* start Listed records *

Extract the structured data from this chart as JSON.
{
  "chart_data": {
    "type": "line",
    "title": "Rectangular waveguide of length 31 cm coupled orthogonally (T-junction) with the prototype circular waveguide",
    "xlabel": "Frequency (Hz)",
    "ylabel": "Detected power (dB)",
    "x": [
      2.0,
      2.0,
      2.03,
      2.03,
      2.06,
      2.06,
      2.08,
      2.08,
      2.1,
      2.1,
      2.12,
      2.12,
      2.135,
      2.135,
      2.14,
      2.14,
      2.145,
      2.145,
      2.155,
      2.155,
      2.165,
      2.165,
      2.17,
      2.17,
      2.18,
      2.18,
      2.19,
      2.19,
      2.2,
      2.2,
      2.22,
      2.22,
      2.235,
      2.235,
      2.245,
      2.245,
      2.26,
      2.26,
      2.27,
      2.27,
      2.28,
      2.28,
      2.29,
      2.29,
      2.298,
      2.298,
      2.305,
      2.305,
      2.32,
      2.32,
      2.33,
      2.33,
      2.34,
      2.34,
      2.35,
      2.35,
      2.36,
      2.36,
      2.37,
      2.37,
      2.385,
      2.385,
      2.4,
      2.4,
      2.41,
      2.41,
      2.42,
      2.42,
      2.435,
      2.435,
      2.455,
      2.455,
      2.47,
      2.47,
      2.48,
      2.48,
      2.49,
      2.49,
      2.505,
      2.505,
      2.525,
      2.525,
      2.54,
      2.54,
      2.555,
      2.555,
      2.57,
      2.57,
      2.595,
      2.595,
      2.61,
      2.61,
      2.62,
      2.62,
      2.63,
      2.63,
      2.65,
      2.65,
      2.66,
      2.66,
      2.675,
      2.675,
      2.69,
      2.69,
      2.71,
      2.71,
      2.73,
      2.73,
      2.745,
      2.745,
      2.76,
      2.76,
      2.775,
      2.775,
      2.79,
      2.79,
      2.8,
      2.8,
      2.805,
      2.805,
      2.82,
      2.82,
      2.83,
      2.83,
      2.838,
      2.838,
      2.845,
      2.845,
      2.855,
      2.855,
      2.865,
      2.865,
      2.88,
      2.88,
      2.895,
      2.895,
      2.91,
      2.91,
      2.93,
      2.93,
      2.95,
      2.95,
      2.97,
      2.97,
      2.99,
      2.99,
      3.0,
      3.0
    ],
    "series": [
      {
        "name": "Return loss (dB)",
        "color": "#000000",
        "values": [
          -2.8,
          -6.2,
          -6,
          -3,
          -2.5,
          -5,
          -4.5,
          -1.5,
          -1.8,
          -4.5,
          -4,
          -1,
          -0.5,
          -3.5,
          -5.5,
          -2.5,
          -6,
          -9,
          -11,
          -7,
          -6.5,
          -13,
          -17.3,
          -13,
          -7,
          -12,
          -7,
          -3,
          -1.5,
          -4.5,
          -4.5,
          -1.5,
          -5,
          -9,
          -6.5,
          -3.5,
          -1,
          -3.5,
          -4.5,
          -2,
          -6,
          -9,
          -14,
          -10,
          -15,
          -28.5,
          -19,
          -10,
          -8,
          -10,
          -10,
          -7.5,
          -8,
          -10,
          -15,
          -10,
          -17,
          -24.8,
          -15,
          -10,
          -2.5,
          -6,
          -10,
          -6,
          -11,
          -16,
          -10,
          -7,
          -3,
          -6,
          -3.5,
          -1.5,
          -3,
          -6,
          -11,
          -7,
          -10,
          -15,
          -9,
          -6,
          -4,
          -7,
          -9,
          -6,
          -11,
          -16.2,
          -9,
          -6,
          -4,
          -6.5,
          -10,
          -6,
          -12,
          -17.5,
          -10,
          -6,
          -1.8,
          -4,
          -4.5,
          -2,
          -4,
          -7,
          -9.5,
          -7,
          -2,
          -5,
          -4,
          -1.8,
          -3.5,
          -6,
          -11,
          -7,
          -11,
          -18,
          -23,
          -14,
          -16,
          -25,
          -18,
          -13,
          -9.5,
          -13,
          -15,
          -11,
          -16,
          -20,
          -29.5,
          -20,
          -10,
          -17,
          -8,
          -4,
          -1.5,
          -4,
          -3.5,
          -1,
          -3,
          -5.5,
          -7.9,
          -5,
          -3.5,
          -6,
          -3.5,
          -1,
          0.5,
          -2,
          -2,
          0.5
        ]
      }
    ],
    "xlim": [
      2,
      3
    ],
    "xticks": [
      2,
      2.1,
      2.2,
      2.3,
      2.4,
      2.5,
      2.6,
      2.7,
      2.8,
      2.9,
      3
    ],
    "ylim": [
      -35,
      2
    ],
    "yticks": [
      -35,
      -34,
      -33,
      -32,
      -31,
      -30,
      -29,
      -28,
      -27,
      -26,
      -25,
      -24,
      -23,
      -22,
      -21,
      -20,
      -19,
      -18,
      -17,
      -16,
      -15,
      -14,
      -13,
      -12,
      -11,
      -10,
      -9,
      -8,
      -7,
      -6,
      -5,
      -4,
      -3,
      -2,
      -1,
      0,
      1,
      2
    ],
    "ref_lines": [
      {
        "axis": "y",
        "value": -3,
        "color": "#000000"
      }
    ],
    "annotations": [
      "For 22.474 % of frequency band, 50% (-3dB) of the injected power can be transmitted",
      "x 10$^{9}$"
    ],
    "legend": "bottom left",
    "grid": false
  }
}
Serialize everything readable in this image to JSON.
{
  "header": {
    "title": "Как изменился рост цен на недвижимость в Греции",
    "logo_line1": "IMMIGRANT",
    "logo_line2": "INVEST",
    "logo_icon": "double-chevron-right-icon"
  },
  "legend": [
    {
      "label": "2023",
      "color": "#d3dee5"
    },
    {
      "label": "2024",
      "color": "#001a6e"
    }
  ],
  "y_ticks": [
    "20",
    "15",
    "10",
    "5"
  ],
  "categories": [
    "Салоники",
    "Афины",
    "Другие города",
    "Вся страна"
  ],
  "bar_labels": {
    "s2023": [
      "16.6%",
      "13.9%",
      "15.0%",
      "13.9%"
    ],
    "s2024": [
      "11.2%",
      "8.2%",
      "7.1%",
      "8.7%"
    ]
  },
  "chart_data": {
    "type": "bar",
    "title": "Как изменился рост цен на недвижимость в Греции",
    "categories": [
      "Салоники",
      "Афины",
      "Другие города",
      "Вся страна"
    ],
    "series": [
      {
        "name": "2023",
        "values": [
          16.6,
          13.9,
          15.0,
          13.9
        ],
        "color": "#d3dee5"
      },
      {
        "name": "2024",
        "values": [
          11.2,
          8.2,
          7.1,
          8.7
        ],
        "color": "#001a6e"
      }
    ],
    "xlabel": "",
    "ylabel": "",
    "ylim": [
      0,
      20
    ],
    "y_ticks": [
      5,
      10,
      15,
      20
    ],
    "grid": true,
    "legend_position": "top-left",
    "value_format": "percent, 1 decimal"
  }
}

* end Listed records *

_Objective_:
Retype the whole listing above exactly.

_Exercise solution_:
Extract the structured data from this chart as JSON.
{
  "chart_data": {
    "type": "line",
    "title": "Rectangular waveguide of length 31 cm coupled orthogonally (T-junction) with the prototype circular waveguide",
    "xlabel": "Frequency (Hz)",
    "ylabel": "Detected power (dB)",
    "x": [
      2.0,
      2.0,
      2.03,
      2.03,
      2.06,
      2.06,
      2.08,
      2.08,
      2.1,
      2.1,
      2.12,
      2.12,
      2.135,
      2.135,
      2.14,
      2.14,
      2.145,
      2.145,
      2.155,
      2.155,
      2.165,
      2.165,
      2.17,
      2.17,
      2.18,
      2.18,
      2.19,
      2.19,
      2.2,
      2.2,
      2.22,
      2.22,
      2.235,
      2.235,
      2.245,
      2.245,
      2.26,
      2.26,
      2.27,
      2.27,
      2.28,
      2.28,
      2.29,
      2.29,
      2.298,
      2.298,
      2.305,
      2.305,
      2.32,
      2.32,
      2.33,
      2.33,
      2.34,
      2.34,
      2.35,
      2.35,
      2.36,
      2.36,
      2.37,
      2.37,
      2.385,
      2.385,
      2.4,
      2.4,
      2.41,
      2.41,
      2.42,
      2.42,
      2.435,
      2.435,
      2.455,
      2.455,
      2.47,
      2.47,
      2.48,
      2.48,
      2.49,
      2.49,
      2.505,
      2.505,
      2.525,
      2.525,
      2.54,
      2.54,
      2.555,
      2.555,
      2.57,
      2.57,
      2.595,
      2.595,
      2.61,
      2.61,
      2.62,
      2.62,
      2.63,
      2.63,
      2.65,
      2.65,
      2.66,
      2.66,
      2.675,
      2.675,
      2.69,
      2.69,
      2.71,
      2.71,
      2.73,
      2.73,
      2.745,
      2.745,
      2.76,
      2.76,
      2.775,
      2.775,
      2.79,
      2.79,
      2.8,
      2.8,
      2.805,
      2.805,
      2.82,
      2.82,
      2.83,
      2.83,
      2.838,
      2.838,
      2.845,
      2.845,
      2.855,
      2.855,
      2.865,
      2.865,
      2.88,
      2.88,
      2.895,
      2.895,
      2.91,
      2.91,
      2.93,
      2.93,
      2.95,
      2.95,
      2.97,
      2.97,
      2.99,
      2.99,
      3.0,
      3.0
    ],
    "series": [
      {
        "name": "Return loss (dB)",
        "color": "#000000",
        "values": [
          -2.8,
          -6.2,
          -6,
          -3,
          -2.5,
          -5,
          -4.5,
          -1.5,
          -1.8,
          -4.5,
          -4,
          -1,
          -0.5,
          -3.5,
          -5.5,
          -2.5,
          -6,
          -9,
          -11,
          -7,
          -6.5,
          -13,
          -17.3,
          -13,
          -7,
          -12,
          -7,
          -3,
          -1.5,
          -4.5,
          -4.5,
          -1.5,
          -5,
          -9,
          -6.5,
          -3.5,
          -1,
          -3.5,
          -4.5,
          -2,
          -6,
          -9,
          -14,
          -10,
          -15,
          -28.5,
          -19,
          -10,
          -8,
          -10,
          -10,
          -7.5,
          -8,
          -10,
          -15,
          -10,
          -17,
          -24.8,
          -15,
          -10,
          -2.5,
          -6,
          -10,
          -6,
          -11,
          -16,
          -10,
          -7,
          -3,
          -6,
          -3.5,
          -1.5,
          -3,
          -6,
          -11,
          -7,
          -10,
          -15,
          -9,
          -6,
          -4,
          -7,
          -9,
          -6,
          -11,
          -16.2,
          -9,
          -6,
          -4,
          -6.5,
          -10,
          -6,
          -12,
          -17.5,
          -10,
          -6,
          -1.8,
          -4,
          -4.5,
          -2,
          -4,
          -7,
          -9.5,
          -7,
          -2,
          -5,
          -4,
          -1.8,
          -3.5,
          -6,
          -11,
          -7,
          -11,
          -18,
          -23,
          -14,
          -16,
          -25,
          -18,
          -13,
          -9.5,
          -13,
          -15,
          -11,
          -16,
          -20,
          -29.5,
          -20,
          -10,
          -17,
          -8,
          -4,
          -1.5,
          -4,
          -3.5,
          -1,
          -3,
          -5.5,
          -7.9,
          -5,
          -3.5,
          -6,
          -3.5,
          -1,
          0.5,
          -2,
          -2,
          0.5
        ]
      }
    ],
    "xlim": [
      2,
      3
    ],
    "xticks": [
      2,
      2.1,
      2.2,
      2.3,
      2.4,
      2.5,
      2.6,
      2.7,
      2.8,
      2.9,
      3
    ],
    "ylim": [
      -35,
      2
    ],
    "yticks": [
      -35,
      -34,
      -33,
      -32,
      -31,
      -30,
      -29,
      -28,
      -27,
      -26,
      -25,
      -24,
      -23,
      -22,
      -21,
      -20,
      -19,
      -18,
      -17,
      -16,
      -15,
      -14,
      -13,
      -12,
      -11,
      -10,
      -9,
      -8,
      -7,
      -6,
      -5,
      -4,
      -3,
      -2,
      -1,
      0,
      1,
      2
    ],
    "ref_lines": [
      {
        "axis": "y",
        "value": -3,
        "color": "#000000"
      }
    ],
    "annotations": [
      "For 22.474 % of frequency band, 50% (-3dB) of the injected power can be transmitted",
      "x 10$^{9}$"
    ],
    "legend": "bottom left",
    "grid": false
  }
}
Serialize everything readable in this image to JSON.
{
  "header": {
    "title": "Как изменился рост цен на недвижимость в Греции",
    "logo_line1": "IMMIGRANT",
    "logo_line2": "INVEST",
    "logo_icon": "double-chevron-right-icon"
  },
  "legend": [
    {
      "label": "2023",
      "color": "#d3dee5"
    },
    {
      "label": "2024",
      "color": "#001a6e"
    }
  ],
  "y_ticks": [
    "20",
    "15",
    "10",
    "5"
  ],
  "categories": [
    "Салоники",
    "Афины",
    "Другие города",
    "Вся страна"
  ],
  "bar_labels": {
    "s2023": [
      "16.6%",
      "13.9%",
      "15.0%",
      "13.9%"
    ],
    "s2024": [
      "11.2%",
      "8.2%",
      "7.1%",
      "8.7%"
    ]
  },
  "chart_data": {
    "type": "bar",
    "title": "Как изменился рост цен на недвижимость в Греции",
    "categories": [
      "Салоники",
      "Афины",
      "Другие города",
      "Вся страна"
    ],
    "series": [
      {
        "name": "2023",
        "values": [
          16.6,
          13.9,
          15.0,
          13.9
        ],
        "color": "#d3dee5"
      },
      {
        "name": "2024",
        "values": [
          11.2,
          8.2,
          7.1,
          8.7
        ],
        "color": "#001a6e"
      }
    ],
    "xlabel": "",
    "ylabel": "",
    "ylim": [
      0,
      20
    ],
    "y_ticks": [
      5,
      10,
      15,
      20
    ],
    "grid": true,
    "legend_position": "top-left",
    "value_format": "percent, 1 decimal"
  }
}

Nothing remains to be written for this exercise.